Dataset records:
━━━━━━━━

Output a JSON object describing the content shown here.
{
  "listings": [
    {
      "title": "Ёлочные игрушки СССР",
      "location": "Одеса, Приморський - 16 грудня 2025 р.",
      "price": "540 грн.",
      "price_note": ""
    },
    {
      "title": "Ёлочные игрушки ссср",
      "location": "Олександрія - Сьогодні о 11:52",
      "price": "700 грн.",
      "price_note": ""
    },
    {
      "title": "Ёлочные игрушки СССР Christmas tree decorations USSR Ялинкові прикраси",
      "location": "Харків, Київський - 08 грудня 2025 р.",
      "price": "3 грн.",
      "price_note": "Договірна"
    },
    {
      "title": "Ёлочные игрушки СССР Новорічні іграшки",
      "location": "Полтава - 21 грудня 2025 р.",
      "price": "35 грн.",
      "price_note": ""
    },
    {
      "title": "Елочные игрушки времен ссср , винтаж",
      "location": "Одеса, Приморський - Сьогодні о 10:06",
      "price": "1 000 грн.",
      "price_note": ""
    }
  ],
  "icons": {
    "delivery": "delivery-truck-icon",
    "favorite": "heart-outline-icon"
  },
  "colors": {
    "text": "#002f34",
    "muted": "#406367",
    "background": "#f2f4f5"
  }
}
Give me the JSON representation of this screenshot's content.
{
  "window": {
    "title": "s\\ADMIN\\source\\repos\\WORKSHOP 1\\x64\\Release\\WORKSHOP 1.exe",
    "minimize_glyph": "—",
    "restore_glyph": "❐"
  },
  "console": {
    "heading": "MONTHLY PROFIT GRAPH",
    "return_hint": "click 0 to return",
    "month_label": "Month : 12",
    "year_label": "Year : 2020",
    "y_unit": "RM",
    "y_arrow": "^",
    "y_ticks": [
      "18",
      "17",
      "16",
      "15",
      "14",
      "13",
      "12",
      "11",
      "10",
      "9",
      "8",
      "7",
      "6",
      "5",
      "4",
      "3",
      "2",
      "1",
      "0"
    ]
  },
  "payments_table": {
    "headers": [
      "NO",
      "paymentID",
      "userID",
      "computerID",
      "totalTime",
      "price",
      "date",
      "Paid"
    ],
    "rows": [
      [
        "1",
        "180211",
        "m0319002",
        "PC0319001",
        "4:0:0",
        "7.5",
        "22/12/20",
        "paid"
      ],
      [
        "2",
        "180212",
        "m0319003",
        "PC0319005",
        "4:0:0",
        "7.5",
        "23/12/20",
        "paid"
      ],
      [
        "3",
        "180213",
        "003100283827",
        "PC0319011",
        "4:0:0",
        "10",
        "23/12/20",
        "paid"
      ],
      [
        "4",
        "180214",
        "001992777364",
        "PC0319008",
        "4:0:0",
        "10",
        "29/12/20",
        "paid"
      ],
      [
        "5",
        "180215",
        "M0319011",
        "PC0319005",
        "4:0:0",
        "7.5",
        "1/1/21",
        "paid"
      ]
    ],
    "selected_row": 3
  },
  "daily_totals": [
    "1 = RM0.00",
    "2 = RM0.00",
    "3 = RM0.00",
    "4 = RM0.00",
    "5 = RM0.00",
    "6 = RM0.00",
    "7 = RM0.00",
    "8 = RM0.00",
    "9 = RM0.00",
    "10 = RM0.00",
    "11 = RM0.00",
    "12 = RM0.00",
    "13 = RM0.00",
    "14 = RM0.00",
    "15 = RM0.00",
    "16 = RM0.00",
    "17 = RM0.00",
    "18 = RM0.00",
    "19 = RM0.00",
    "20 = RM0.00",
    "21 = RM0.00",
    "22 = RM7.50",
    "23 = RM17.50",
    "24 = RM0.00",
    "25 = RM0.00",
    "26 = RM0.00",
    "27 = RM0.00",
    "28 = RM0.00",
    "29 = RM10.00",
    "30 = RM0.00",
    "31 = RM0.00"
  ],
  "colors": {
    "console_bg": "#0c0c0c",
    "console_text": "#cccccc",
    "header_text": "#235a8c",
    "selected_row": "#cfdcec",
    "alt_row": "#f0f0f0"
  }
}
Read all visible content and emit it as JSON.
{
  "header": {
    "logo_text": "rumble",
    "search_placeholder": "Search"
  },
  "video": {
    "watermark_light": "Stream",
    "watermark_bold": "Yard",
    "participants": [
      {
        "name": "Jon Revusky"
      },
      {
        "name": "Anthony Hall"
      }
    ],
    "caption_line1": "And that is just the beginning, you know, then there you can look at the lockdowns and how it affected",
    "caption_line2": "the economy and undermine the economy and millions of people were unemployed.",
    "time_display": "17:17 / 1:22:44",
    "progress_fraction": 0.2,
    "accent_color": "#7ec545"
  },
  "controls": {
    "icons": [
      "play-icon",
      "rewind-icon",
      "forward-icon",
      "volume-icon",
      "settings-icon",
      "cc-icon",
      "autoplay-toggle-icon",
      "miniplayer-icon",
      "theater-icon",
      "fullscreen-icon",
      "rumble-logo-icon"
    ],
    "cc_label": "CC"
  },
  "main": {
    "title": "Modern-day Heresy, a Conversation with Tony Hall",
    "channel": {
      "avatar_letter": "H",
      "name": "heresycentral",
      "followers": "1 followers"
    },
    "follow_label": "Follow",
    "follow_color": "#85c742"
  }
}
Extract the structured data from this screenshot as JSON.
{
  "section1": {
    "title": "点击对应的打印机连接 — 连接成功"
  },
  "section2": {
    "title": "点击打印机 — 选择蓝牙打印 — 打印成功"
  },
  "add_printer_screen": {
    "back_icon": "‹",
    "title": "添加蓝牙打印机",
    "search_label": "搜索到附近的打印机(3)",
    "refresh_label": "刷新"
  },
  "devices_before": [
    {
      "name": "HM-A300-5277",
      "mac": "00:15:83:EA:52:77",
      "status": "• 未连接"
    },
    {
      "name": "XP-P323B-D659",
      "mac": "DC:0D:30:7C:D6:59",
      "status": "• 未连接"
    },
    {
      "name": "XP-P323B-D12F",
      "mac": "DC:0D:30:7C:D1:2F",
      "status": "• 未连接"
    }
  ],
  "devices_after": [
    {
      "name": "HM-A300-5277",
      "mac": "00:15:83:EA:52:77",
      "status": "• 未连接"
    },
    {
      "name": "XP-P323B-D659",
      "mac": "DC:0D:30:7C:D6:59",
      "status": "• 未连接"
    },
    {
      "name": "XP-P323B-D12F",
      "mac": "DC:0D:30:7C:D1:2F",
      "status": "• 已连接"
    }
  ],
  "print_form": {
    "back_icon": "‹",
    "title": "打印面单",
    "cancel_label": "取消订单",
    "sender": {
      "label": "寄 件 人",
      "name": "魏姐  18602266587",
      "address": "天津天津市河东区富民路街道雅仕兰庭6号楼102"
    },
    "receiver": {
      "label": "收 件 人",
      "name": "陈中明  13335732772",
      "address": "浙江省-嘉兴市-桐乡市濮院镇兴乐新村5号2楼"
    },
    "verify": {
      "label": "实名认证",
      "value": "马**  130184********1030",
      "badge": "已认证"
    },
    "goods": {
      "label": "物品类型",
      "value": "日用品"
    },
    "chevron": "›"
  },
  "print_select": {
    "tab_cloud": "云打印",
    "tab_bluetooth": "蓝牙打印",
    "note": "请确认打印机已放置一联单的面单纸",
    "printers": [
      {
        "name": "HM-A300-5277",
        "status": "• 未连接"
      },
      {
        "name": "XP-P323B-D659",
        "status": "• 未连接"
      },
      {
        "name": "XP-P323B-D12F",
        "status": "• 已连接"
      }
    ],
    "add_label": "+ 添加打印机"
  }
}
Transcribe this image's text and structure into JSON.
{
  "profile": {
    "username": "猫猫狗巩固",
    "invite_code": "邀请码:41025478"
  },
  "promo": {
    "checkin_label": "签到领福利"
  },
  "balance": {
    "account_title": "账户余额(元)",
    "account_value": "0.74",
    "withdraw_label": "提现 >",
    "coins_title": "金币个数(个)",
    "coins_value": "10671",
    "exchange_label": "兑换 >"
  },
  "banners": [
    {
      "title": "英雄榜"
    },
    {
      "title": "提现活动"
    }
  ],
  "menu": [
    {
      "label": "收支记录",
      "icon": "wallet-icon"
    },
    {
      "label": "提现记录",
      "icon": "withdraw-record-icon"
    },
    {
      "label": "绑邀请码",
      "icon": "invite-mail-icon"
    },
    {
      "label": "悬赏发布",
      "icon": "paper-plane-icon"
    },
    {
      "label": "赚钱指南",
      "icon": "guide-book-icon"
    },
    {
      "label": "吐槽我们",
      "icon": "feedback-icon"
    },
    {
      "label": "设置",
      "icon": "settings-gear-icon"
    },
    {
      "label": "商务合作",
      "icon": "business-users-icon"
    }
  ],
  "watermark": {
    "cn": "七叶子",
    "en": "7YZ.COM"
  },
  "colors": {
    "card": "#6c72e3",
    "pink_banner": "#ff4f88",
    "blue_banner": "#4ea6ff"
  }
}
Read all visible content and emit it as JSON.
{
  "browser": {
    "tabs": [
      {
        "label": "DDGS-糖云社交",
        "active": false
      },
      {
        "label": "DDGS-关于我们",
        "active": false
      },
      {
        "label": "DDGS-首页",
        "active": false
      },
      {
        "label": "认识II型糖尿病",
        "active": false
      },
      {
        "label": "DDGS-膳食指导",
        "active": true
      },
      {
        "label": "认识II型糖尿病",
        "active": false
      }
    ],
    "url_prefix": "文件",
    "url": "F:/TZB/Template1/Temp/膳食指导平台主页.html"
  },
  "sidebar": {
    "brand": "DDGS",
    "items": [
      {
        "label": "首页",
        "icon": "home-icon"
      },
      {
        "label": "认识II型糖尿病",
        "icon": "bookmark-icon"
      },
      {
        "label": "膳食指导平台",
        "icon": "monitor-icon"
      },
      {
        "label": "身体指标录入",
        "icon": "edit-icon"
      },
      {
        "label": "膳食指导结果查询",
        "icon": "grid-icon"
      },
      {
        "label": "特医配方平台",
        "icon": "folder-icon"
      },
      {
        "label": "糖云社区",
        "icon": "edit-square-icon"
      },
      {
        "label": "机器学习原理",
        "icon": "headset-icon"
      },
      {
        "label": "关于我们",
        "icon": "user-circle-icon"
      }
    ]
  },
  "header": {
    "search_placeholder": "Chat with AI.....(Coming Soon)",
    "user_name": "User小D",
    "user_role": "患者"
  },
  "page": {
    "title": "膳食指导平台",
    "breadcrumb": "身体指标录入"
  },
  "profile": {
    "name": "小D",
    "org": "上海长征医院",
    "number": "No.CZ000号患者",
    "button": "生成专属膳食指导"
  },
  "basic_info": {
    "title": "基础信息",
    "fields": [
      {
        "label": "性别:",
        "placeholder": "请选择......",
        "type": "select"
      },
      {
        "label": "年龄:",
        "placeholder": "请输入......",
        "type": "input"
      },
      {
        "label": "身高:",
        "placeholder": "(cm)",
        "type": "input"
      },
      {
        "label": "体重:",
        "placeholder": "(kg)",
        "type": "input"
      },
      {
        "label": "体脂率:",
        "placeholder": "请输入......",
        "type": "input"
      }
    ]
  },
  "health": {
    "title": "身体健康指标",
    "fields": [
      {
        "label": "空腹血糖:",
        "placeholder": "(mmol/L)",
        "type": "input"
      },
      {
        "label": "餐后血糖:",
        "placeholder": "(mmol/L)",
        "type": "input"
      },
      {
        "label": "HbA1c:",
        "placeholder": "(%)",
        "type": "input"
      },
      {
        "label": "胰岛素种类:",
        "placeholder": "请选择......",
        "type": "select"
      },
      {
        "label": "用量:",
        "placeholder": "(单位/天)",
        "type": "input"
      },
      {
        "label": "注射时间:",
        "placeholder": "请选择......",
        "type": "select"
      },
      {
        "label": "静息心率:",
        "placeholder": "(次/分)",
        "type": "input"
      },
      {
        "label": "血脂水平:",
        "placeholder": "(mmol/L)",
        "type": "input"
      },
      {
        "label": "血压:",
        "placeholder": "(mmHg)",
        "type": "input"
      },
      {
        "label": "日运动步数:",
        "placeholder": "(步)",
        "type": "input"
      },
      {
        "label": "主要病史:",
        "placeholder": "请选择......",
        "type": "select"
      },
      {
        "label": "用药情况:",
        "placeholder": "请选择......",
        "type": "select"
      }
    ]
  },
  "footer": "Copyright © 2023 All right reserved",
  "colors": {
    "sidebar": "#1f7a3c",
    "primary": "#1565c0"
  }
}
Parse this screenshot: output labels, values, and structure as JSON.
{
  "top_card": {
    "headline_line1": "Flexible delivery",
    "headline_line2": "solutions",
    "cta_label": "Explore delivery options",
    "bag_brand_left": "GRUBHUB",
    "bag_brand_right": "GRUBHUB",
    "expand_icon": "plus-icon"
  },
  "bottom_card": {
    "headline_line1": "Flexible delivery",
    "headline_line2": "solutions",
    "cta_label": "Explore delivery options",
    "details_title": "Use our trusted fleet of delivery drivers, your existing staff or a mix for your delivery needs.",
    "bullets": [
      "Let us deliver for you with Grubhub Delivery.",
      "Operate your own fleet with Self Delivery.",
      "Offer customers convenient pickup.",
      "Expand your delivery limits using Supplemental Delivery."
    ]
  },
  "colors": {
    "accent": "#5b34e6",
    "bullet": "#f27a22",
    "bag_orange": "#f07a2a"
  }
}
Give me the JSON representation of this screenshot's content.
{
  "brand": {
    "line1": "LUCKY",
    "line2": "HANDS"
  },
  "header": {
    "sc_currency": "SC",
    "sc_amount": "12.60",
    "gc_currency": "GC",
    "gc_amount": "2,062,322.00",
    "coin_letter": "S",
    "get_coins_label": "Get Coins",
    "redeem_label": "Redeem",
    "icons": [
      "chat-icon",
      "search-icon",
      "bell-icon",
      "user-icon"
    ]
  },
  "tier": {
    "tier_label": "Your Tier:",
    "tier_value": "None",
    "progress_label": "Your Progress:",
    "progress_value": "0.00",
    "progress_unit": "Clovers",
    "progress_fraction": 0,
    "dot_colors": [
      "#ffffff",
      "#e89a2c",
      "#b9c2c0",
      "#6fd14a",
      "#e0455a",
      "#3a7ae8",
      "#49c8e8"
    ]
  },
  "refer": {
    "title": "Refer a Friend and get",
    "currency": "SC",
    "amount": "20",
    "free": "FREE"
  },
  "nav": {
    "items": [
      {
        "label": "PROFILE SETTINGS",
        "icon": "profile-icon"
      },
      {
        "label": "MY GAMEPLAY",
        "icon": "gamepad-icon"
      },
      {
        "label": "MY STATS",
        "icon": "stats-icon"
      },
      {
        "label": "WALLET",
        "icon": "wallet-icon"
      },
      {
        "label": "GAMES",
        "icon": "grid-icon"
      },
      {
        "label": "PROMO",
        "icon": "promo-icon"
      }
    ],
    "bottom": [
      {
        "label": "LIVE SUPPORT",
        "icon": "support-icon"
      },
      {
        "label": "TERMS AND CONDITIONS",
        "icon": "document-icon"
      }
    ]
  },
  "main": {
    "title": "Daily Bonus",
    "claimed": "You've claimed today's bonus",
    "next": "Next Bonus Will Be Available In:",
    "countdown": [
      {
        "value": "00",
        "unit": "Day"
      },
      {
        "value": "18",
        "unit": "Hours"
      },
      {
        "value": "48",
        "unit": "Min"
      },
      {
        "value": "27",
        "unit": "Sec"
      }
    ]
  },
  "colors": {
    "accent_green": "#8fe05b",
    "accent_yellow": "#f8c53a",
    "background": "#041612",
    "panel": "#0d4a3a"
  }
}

━━━━━━━━

§ **STATED EXERCISE**:
Only lines with the string "Одеса" belong in your answer; copy each one.

§ **REPLY**:
      "location": "Одеса, Приморський - 16 грудня 2025 р.",
      "location": "Одеса, Приморський - Сьогодні о 10:06",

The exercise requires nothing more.